- **YOUR OBJECTIVE**:
To complete the exercise, write out all the data exactly.

- **SUPPLIED DATA**:
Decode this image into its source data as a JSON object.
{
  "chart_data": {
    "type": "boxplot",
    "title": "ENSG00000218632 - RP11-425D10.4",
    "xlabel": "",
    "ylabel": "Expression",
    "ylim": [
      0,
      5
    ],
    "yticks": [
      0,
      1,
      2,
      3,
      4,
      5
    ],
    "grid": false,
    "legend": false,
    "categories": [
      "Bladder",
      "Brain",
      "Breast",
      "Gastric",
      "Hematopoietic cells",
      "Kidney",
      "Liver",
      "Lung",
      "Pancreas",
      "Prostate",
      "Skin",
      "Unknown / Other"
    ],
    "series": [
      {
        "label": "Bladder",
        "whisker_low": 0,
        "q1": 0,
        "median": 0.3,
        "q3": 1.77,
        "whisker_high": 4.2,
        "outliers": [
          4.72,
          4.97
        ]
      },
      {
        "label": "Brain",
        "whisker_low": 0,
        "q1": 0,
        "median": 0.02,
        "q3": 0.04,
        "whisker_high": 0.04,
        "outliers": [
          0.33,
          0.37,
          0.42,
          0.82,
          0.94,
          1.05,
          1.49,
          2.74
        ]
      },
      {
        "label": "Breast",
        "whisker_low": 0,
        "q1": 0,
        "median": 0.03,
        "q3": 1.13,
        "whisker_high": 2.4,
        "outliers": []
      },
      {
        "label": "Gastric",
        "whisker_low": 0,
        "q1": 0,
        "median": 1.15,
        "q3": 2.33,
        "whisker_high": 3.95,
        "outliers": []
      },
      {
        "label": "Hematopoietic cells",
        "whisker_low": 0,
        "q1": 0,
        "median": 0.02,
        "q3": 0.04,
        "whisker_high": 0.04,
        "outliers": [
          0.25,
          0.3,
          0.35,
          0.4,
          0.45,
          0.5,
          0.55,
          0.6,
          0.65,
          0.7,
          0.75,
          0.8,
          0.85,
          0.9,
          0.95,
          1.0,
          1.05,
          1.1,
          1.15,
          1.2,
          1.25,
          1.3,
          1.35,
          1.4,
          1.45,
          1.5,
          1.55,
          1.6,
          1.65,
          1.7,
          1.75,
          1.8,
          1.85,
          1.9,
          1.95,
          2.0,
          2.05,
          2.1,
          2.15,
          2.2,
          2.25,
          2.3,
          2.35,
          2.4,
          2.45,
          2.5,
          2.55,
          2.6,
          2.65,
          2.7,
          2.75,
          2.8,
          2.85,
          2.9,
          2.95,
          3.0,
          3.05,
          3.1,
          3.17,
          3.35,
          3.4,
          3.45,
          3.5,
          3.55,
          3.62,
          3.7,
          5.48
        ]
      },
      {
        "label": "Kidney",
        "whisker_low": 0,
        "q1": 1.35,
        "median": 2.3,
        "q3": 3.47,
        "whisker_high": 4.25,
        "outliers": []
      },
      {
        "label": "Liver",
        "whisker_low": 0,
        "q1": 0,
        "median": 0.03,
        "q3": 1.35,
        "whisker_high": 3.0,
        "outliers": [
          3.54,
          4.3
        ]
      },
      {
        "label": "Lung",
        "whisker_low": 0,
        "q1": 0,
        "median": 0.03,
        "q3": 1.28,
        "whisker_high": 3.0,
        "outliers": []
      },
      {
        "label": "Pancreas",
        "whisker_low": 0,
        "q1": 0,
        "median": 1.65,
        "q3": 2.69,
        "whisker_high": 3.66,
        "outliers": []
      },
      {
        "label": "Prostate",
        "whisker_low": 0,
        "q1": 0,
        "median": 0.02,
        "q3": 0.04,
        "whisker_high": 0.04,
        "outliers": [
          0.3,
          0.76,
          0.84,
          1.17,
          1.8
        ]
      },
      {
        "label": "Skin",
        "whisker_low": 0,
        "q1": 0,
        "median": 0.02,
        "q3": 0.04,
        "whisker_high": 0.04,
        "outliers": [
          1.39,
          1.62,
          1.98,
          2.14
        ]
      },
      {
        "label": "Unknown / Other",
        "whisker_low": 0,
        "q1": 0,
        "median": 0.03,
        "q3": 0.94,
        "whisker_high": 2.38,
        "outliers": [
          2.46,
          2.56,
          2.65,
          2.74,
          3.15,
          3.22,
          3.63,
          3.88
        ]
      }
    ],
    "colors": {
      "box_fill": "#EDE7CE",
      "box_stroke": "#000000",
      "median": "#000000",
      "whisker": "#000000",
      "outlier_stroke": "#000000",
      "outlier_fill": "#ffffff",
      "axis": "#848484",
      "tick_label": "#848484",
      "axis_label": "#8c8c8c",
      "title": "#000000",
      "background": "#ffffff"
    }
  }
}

- **OUTPUT**:
Decode this image into its source data as a JSON object.
{
  "chart_data": {
    "type": "boxplot",
    "title": "ENSG00000218632 - RP11-425D10.4",
    "xlabel": "",
    "ylabel": "Expression",
    "ylim": [
      0,
      5
    ],
    "yticks": [
      0,
      1,
      2,
      3,
      4,
      5
    ],
    "grid": false,
    "legend": false,
    "categories": [
      "Bladder",
      "Brain",
      "Breast",
      "Gastric",
      "Hematopoietic cells",
      "Kidney",
      "Liver",
      "Lung",
      "Pancreas",
      "Prostate",
      "Skin",
      "Unknown / Other"
    ],
    "series": [
      {
        "label": "Bladder",
        "whisker_low": 0,
        "q1": 0,
        "median": 0.3,
        "q3": 1.77,
        "whisker_high": 4.2,
        "outliers": [
          4.72,
          4.97
        ]
      },
      {
        "label": "Brain",
        "whisker_low": 0,
        "q1": 0,
        "median": 0.02,
        "q3": 0.04,
        "whisker_high": 0.04,
        "outliers": [
          0.33,
          0.37,
          0.42,
          0.82,
          0.94,
          1.05,
          1.49,
          2.74
        ]
      },
      {
        "label": "Breast",
        "whisker_low": 0,
        "q1": 0,
        "median": 0.03,
        "q3": 1.13,
        "whisker_high": 2.4,
        "outliers": []
      },
      {
        "label": "Gastric",
        "whisker_low": 0,
        "q1": 0,
        "median": 1.15,
        "q3": 2.33,
        "whisker_high": 3.95,
        "outliers": []
      },
      {
        "label": "Hematopoietic cells",
        "whisker_low": 0,
        "q1": 0,
        "median": 0.02,
        "q3": 0.04,
        "whisker_high": 0.04,
        "outliers": [
          0.25,
          0.3,
          0.35,
          0.4,
          0.45,
          0.5,
          0.55,
          0.6,
          0.65,
          0.7,
          0.75,
          0.8,
          0.85,
          0.9,
          0.95,
          1.0,
          1.05,
          1.1,
          1.15,
          1.2,
          1.25,
          1.3,
          1.35,
          1.4,
          1.45,
          1.5,
          1.55,
          1.6,
          1.65,
          1.7,
          1.75,
          1.8,
          1.85,
          1.9,
          1.95,
          2.0,
          2.05,
          2.1,
          2.15,
          2.2,
          2.25,
          2.3,
          2.35,
          2.4,
          2.45,
          2.5,
          2.55,
          2.6,
          2.65,
          2.7,
          2.75,
          2.8,
          2.85,
          2.9,
          2.95,
          3.0,
          3.05,
          3.1,
          3.17,
          3.35,
          3.4,
          3.45,
          3.5,
          3.55,
          3.62,
          3.7,
          5.48
        ]
      },
      {
        "label": "Kidney",
        "whisker_low": 0,
        "q1": 1.35,
        "median": 2.3,
        "q3": 3.47,
        "whisker_high": 4.25,
        "outliers": []
      },
      {
        "label": "Liver",
        "whisker_low": 0,
        "q1": 0,
        "median": 0.03,
        "q3": 1.35,
        "whisker_high": 3.0,
        "outliers": [
          3.54,
          4.3
        ]
      },
      {
        "label": "Lung",
        "whisker_low": 0,
        "q1": 0,
        "median": 0.03,
        "q3": 1.28,
        "whisker_high": 3.0,
        "outliers": []
      },
      {
        "label": "Pancreas",
        "whisker_low": 0,
        "q1": 0,
        "median": 1.65,
        "q3": 2.69,
        "whisker_high": 3.66,
        "outliers": []
      },
      {
        "label": "Prostate",
        "whisker_low": 0,
        "q1": 0,
        "median": 0.02,
        "q3": 0.04,
        "whisker_high": 0.04,
        "outliers": [
          0.3,
          0.76,
          0.84,
          1.17,
          1.8
        ]
      },
      {
        "label": "Skin",
        "whisker_low": 0,
        "q1": 0,
        "median": 0.02,
        "q3": 0.04,
        "whisker_high": 0.04,
        "outliers": [
          1.39,
          1.62,
          1.98,
          2.14
        ]
      },
      {
        "label": "Unknown / Other",
        "whisker_low": 0,
        "q1": 0,
        "median": 0.03,
        "q3": 0.94,
        "whisker_high": 2.38,
        "outliers": [
          2.46,
          2.56,
          2.65,
          2.74,
          3.15,
          3.22,
          3.63,
          3.88
        ]
      }
    ],
    "colors": {
      "box_fill": "#EDE7CE",
      "box_stroke": "#000000",
      "median": "#000000",
      "whisker": "#000000",
      "outlier_stroke": "#000000",
      "outlier_fill": "#ffffff",
      "axis": "#848484",
      "tick_label": "#848484",
      "axis_label": "#8c8c8c",
      "title": "#000000",
      "background": "#ffffff"
    }
  }
}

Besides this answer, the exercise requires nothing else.